◆ THE EXERCISE: Write out the listing in full, matching it word for word.

--- Start of DATASET ROWS ---

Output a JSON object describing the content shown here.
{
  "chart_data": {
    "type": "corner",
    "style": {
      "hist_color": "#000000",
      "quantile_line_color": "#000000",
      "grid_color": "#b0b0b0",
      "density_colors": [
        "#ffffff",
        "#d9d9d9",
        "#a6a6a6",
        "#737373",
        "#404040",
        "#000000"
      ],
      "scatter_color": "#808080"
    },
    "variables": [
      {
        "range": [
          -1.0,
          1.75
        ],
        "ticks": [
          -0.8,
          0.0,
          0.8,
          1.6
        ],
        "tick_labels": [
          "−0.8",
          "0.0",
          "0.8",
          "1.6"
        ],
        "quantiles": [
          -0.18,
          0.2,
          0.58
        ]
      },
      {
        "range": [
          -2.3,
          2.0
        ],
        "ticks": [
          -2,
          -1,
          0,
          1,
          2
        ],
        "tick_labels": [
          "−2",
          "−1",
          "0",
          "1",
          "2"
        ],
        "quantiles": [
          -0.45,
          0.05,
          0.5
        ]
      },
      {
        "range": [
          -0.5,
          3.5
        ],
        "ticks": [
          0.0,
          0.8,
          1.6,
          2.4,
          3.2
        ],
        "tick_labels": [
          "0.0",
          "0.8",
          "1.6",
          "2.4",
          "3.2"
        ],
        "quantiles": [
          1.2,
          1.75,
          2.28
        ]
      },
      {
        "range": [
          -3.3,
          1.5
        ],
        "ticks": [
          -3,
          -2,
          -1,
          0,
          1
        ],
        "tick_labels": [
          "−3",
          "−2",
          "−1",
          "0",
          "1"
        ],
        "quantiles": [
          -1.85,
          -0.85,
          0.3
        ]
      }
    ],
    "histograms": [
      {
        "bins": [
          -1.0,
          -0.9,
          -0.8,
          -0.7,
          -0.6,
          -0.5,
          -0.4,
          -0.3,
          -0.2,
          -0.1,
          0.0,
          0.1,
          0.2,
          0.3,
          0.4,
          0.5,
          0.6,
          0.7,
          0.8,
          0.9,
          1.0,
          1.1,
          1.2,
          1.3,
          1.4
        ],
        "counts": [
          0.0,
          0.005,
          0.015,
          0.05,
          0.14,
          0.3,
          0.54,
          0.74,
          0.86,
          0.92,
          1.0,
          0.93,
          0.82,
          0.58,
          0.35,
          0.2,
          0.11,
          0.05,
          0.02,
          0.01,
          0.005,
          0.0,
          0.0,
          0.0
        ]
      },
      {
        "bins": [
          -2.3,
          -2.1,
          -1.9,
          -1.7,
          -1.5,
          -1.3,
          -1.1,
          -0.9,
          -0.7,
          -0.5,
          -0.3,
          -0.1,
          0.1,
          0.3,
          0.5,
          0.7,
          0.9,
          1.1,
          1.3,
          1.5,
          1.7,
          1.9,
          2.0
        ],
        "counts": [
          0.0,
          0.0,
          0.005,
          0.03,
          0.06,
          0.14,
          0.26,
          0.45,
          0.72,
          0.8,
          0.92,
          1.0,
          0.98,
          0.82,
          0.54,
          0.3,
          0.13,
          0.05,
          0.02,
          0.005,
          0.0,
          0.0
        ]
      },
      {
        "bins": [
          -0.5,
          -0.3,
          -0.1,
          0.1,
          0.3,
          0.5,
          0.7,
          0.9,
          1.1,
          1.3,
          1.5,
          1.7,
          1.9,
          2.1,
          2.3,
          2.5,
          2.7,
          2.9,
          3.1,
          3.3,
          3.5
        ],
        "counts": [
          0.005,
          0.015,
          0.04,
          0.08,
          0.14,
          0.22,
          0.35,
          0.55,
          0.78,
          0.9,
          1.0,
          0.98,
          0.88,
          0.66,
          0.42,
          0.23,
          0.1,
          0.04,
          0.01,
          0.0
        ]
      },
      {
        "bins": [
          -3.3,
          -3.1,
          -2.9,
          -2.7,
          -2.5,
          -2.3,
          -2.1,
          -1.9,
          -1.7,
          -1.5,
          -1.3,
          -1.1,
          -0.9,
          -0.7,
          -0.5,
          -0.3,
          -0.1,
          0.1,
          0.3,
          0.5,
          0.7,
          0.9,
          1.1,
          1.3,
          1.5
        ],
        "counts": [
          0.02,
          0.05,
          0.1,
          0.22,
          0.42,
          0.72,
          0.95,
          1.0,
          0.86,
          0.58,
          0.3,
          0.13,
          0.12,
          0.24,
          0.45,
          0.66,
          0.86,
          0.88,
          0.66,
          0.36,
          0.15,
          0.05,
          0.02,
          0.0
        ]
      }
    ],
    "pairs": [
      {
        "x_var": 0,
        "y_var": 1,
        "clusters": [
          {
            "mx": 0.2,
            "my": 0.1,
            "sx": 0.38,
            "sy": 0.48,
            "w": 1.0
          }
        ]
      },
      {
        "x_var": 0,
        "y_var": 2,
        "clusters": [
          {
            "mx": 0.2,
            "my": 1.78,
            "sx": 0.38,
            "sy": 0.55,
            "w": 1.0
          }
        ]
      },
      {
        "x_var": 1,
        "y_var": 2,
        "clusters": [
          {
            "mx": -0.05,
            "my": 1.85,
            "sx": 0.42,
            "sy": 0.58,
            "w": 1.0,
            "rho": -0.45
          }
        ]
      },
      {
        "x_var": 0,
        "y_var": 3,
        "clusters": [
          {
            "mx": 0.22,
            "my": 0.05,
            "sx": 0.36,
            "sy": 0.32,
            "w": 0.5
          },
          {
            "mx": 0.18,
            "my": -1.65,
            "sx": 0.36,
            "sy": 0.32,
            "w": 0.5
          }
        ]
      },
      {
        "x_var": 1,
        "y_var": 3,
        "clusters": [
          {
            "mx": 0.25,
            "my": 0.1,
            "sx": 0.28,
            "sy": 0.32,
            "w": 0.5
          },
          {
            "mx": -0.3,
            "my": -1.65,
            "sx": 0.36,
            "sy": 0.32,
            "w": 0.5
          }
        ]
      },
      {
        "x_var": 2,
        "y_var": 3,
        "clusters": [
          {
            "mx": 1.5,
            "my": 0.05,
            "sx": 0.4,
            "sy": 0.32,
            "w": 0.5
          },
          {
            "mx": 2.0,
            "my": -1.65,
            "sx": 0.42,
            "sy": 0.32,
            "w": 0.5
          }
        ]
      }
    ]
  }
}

--- End of DATASET ROWS ---

◆ SOLUTION BELOW:
Output a JSON object describing the content shown here.
{
  "chart_data": {
    "type": "corner",
    "style": {
      "hist_color": "#000000",
      "quantile_line_color": "#000000",
      "grid_color": "#b0b0b0",
      "density_colors": [
        "#ffffff",
        "#d9d9d9",
        "#a6a6a6",
        "#737373",
        "#404040",
        "#000000"
      ],
      "scatter_color": "#808080"
    },
    "variables": [
      {
        "range": [
          -1.0,
          1.75
        ],
        "ticks": [
          -0.8,
          0.0,
          0.8,
          1.6
        ],
        "tick_labels": [
          "−0.8",
          "0.0",
          "0.8",
          "1.6"
        ],
        "quantiles": [
          -0.18,
          0.2,
          0.58
        ]
      },
      {
        "range": [
          -2.3,
          2.0
        ],
        "ticks": [
          -2,
          -1,
          0,
          1,
          2
        ],
        "tick_labels": [
          "−2",
          "−1",
          "0",
          "1",
          "2"
        ],
        "quantiles": [
          -0.45,
          0.05,
          0.5
        ]
      },
      {
        "range": [
          -0.5,
          3.5
        ],
        "ticks": [
          0.0,
          0.8,
          1.6,
          2.4,
          3.2
        ],
        "tick_labels": [
          "0.0",
          "0.8",
          "1.6",
          "2.4",
          "3.2"
        ],
        "quantiles": [
          1.2,
          1.75,
          2.28
        ]
      },
      {
        "range": [
          -3.3,
          1.5
        ],
        "ticks": [
          -3,
          -2,
          -1,
          0,
          1
        ],
        "tick_labels": [
          "−3",
          "−2",
          "−1",
          "0",
          "1"
        ],
        "quantiles": [
          -1.85,
          -0.85,
          0.3
        ]
      }
    ],
    "histograms": [
      {
        "bins": [
          -1.0,
          -0.9,
          -0.8,
          -0.7,
          -0.6,
          -0.5,
          -0.4,
          -0.3,
          -0.2,
          -0.1,
          0.0,
          0.1,
          0.2,
          0.3,
          0.4,
          0.5,
          0.6,
          0.7,
          0.8,
          0.9,
          1.0,
          1.1,
          1.2,
          1.3,
          1.4
        ],
        "counts": [
          0.0,
          0.005,
          0.015,
          0.05,
          0.14,
          0.3,
          0.54,
          0.74,
          0.86,
          0.92,
          1.0,
          0.93,
          0.82,
          0.58,
          0.35,
          0.2,
          0.11,
          0.05,
          0.02,
          0.01,
          0.005,
          0.0,
          0.0,
          0.0
        ]
      },
      {
        "bins": [
          -2.3,
          -2.1,
          -1.9,
          -1.7,
          -1.5,
          -1.3,
          -1.1,
          -0.9,
          -0.7,
          -0.5,
          -0.3,
          -0.1,
          0.1,
          0.3,
          0.5,
          0.7,
          0.9,
          1.1,
          1.3,
          1.5,
          1.7,
          1.9,
          2.0
        ],
        "counts": [
          0.0,
          0.0,
          0.005,
          0.03,
          0.06,
          0.14,
          0.26,
          0.45,
          0.72,
          0.8,
          0.92,
          1.0,
          0.98,
          0.82,
          0.54,
          0.3,
          0.13,
          0.05,
          0.02,
          0.005,
          0.0,
          0.0
        ]
      },
      {
        "bins": [
          -0.5,
          -0.3,
          -0.1,
          0.1,
          0.3,
          0.5,
          0.7,
          0.9,
          1.1,
          1.3,
          1.5,
          1.7,
          1.9,
          2.1,
          2.3,
          2.5,
          2.7,
          2.9,
          3.1,
          3.3,
          3.5
        ],
        "counts": [
          0.005,
          0.015,
          0.04,
          0.08,
          0.14,
          0.22,
          0.35,
          0.55,
          0.78,
          0.9,
          1.0,
          0.98,
          0.88,
          0.66,
          0.42,
          0.23,
          0.1,
          0.04,
          0.01,
          0.0
        ]
      },
      {
        "bins": [
          -3.3,
          -3.1,
          -2.9,
          -2.7,
          -2.5,
          -2.3,
          -2.1,
          -1.9,
          -1.7,
          -1.5,
          -1.3,
          -1.1,
          -0.9,
          -0.7,
          -0.5,
          -0.3,
          -0.1,
          0.1,
          0.3,
          0.5,
          0.7,
          0.9,
          1.1,
          1.3,
          1.5
        ],
        "counts": [
          0.02,
          0.05,
          0.1,
          0.22,
          0.42,
          0.72,
          0.95,
          1.0,
          0.86,
          0.58,
          0.3,
          0.13,
          0.12,
          0.24,
          0.45,
          0.66,
          0.86,
          0.88,
          0.66,
          0.36,
          0.15,
          0.05,
          0.02,
          0.0
        ]
      }
    ],
    "pairs": [
      {
        "x_var": 0,
        "y_var": 1,
        "clusters": [
          {
            "mx": 0.2,
            "my": 0.1,
            "sx": 0.38,
            "sy": 0.48,
            "w": 1.0
          }
        ]
      },
      {
        "x_var": 0,
        "y_var": 2,
        "clusters": [
          {
            "mx": 0.2,
            "my": 1.78,
            "sx": 0.38,
            "sy": 0.55,
            "w": 1.0
          }
        ]
      },
      {
        "x_var": 1,
        "y_var": 2,
        "clusters": [
          {
            "mx": -0.05,
            "my": 1.85,
            "sx": 0.42,
            "sy": 0.58,
            "w": 1.0,
            "rho": -0.45
          }
        ]
      },
      {
        "x_var": 0,
        "y_var": 3,
        "clusters": [
          {
            "mx": 0.22,
            "my": 0.05,
            "sx": 0.36,
            "sy": 0.32,
            "w": 0.5
          },
          {
            "mx": 0.18,
            "my": -1.65,
            "sx": 0.36,
            "sy": 0.32,
            "w": 0.5
          }
        ]
      },
      {
        "x_var": 1,
        "y_var": 3,
        "clusters": [
          {
            "mx": 0.25,
            "my": 0.1,
            "sx": 0.28,
            "sy": 0.32,
            "w": 0.5
          },
          {
            "mx": -0.3,
            "my": -1.65,
            "sx": 0.36,
            "sy": 0.32,
            "w": 0.5
          }
        ]
      },
      {
        "x_var": 2,
        "y_var": 3,
        "clusters": [
          {
            "mx": 1.5,
            "my": 0.05,
            "sx": 0.4,
            "sy": 0.32,
            "w": 0.5
          },
          {
            "mx": 2.0,
            "my": -1.65,
            "sx": 0.42,
            "sy": 0.32,
            "w": 0.5
          }
        ]
      }
    ]
  }
}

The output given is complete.